- [Document extract]:
______________________________
Which brings us to Spotify’s DJ, a feature that mimics the format of radio almost exactly. For a start, the songs are selected for you, and while you can certainly skip an unwanted track – something you can’t do on radio – the ultimate goal is that you won’t have to. The principal drawcard of algorithmically generated playlists is that, as they learn more about you, their track selections become increasingly seamless and require less and less input from the user.

Then there’s our digital host, who serves up a stream of AI generated, but believably human, dialogue. Modelled from the voice of Spotify’s Head of Cultural Partnerships, Xavier Jernigan, DJ breaks up the listening experience by offering biographical facts about the artist and trivia about the music.

All of which raises the following conundrum: why should artists earn a 50 per cent royalty split when a flesh and blood DJ plays their song, but a 20 per cent split when an artificial DJ plays it?

And how about infinite radio stations that use machine learning to generate endlessly evolving tunes on the fly? Aimi is already offering just that. The company recently launched a series of live Youtube streams, each one suiting a particular mood. You can tune in and vibe out with no fear of ever hearing the same song twice. The company’s mobile app, currently in beta, takes things even further – allowing users to mix, match, and modify the sounds in real-time.

Thankfully, the team at Aimi makes clear that its machine learning algorithms have been “trained ethically and legally”. The company worked with a group of artists including Max Cooper, Ian Pooley, I. Jordan, Hammer, Dam Swindle, DJ Minx, Object Blue and more. All were tasked with creating the raw materials needed to produce this musical marvel.

However, other companies may not see the need for such ethical standards. Both the publishing industry and the art world have been rocked in recent months as countless copyrighted images and texts have been scraped from the internet and used as training data for generative AI applications such as Midjourney and ChatGPT.

Will musicians also have their tunes sucked into algorithms without permission and used to generate endless playback? Almost certainly. What, if any, royalties are they entitled to? No one knows. Our legal systems are still catching up with the technological breakthroughs of the 2010s, let alone generative AI of the 2020s.
______________________________
- [Information supplied]:
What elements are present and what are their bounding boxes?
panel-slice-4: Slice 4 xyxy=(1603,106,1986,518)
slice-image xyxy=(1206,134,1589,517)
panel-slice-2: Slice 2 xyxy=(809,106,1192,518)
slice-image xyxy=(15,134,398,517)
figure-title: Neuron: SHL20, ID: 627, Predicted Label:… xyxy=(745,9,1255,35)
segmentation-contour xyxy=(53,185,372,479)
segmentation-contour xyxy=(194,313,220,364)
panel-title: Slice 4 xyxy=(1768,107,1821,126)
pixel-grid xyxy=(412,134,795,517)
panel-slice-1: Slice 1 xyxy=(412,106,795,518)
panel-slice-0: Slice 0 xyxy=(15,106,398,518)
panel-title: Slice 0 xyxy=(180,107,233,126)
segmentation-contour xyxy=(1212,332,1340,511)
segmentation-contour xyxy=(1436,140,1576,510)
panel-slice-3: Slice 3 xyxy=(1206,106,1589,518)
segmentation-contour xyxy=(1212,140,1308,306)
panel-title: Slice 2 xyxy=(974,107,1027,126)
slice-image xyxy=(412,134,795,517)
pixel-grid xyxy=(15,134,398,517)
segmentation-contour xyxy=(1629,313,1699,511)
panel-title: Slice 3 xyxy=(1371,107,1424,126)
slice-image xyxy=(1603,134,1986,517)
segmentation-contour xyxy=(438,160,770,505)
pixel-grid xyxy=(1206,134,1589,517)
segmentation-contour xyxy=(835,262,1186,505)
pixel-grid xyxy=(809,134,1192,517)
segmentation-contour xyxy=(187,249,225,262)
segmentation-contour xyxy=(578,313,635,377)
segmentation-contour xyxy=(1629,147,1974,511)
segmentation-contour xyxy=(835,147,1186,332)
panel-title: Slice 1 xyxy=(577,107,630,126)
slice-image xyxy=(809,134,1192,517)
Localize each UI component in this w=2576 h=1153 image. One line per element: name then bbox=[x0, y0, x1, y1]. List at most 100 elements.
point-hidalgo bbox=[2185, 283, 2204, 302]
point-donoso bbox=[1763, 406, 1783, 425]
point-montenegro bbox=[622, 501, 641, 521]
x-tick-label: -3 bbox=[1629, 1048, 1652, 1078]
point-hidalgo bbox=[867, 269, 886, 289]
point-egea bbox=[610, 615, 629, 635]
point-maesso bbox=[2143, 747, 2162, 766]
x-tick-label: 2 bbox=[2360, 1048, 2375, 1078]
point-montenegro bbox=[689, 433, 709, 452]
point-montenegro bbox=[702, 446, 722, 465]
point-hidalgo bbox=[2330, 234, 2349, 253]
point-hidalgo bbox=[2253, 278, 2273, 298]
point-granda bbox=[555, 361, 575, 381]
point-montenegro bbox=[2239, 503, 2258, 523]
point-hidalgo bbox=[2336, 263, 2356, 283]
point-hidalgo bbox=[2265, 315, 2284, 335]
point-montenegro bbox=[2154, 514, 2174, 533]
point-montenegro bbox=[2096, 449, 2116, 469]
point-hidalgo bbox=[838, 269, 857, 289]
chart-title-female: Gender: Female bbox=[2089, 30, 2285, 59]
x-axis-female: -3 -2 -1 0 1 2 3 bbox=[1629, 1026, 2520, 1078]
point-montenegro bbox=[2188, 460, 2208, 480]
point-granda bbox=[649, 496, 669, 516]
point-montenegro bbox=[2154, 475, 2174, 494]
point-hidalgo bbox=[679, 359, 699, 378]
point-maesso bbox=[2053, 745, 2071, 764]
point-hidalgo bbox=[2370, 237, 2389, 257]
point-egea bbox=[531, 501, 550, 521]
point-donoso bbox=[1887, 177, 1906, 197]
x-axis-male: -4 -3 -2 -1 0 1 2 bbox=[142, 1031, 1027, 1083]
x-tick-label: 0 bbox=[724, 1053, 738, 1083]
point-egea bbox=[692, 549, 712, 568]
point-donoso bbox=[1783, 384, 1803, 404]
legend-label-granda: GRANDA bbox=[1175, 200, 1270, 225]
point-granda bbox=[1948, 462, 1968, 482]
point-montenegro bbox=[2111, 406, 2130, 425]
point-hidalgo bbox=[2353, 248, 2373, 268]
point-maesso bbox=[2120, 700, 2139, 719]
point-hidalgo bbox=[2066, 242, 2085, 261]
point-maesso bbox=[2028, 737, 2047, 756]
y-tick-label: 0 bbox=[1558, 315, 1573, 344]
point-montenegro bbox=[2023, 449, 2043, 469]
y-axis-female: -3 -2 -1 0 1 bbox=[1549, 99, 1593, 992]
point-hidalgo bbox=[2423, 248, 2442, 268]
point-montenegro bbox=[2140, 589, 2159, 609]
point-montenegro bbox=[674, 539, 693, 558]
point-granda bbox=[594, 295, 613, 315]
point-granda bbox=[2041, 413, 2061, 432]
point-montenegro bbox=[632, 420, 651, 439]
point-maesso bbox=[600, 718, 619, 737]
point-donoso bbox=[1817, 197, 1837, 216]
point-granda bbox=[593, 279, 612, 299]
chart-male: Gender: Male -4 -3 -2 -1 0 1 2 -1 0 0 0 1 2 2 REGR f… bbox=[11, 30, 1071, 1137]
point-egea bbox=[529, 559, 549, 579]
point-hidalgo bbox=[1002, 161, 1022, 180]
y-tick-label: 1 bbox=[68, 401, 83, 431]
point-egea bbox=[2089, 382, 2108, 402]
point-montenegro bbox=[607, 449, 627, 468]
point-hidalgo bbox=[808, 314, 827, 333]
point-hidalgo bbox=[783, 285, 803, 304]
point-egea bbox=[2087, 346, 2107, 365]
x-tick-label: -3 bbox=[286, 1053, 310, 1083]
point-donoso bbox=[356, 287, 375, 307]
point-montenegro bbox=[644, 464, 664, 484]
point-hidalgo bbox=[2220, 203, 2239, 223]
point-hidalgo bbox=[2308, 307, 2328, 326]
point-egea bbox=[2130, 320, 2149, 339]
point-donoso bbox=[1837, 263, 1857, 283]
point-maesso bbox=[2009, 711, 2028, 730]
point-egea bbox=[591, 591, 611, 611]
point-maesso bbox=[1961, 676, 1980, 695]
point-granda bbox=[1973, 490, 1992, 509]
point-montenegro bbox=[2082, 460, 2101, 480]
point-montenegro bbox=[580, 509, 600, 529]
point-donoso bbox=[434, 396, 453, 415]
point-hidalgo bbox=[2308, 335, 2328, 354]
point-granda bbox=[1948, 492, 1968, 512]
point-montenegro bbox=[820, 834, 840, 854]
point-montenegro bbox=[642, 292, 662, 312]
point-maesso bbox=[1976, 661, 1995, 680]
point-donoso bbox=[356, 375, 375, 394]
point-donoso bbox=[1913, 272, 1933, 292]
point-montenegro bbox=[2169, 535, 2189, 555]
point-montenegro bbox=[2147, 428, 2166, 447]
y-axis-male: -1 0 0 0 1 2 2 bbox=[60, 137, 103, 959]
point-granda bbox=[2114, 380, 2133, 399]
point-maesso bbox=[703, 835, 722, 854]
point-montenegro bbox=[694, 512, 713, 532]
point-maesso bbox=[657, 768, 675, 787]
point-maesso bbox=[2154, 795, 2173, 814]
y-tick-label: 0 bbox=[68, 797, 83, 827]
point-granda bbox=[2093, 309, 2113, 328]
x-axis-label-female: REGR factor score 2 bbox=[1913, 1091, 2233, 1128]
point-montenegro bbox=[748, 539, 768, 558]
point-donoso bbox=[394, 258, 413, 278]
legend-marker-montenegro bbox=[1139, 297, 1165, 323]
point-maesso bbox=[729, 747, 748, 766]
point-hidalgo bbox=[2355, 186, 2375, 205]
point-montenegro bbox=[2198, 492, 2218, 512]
______________________________
- [Actions to take]:
(A) Answer these questions from the piece on AI in music streaming:
(i) Whose voice was Spotify's DJ modeled on?
(ii) What royalty split does an artist get when an artificial DJ plays their song?
(iii) Which two generative AI applications are named as using scraped training data?
(B) Resume the piece on AI in music streaming, picking up after its last sentence.
The items have nothing to do with the piece on AI in music streaming.

- [Per-task outputs]:
(A)
(i) Xavier Jernigan, Spotify's Head of Cultural Partnerships.
(ii) A 20 percent split.
(iii) Midjourney and ChatGPT.

(B)
Spotify phone
Image: M4OS Photos / Alamy

But the problem of payments is not trivial or speculative; musicians are one of the most financially vulnerable professions in society. UK based charity Help Musicians found in its November 2022 study that a staggering 90 per cent of surveyed musicians felt concerned about their ability to afford food over the next six months, while 84 per cent had similar worries about paying rent or mortgages.

At the same time, the music industry as a whole has enjoyed seven-straight years of economic growth, with the majority of that increase coming from streaming. Universal Music Group, the world’s largest music company, saw revenue of $10.96 billion in 2022 – a 21.6 per cent increase on the previous year.

Of course, radio and music streaming are not identical – there are any number of structural, technological, and financial differences that make this obvious. However, it’s equally clear that playing a song on Apple Music or Tidal is categorically different from purchasing a record. The fact that we’re even trying to tackle this problem by applying legal concepts designed for terrestrial radio and physical album sales says a lot about how outdated the regulations for music royalties are.

Campaigns such as Broken Record have been drawing attention to this absurd state of affairs and are lobbying for significant reforms. Among a number of suggested changes, the group has pushed for streaming to be included in the equitable remuneration laws which already cover radio and other public performances. It’s debatable how far this would go in solving the music industry’s economic polarisation, but it would surely be a step in the right direction.

One thing that isn’t up for debate is AI’s potential to reshape the creative industries. How music is made, how it’s consumed, and who gets paid may all become open questions in the years to come. Sooner or later, creators, lawyers, and governments are going to want some answers.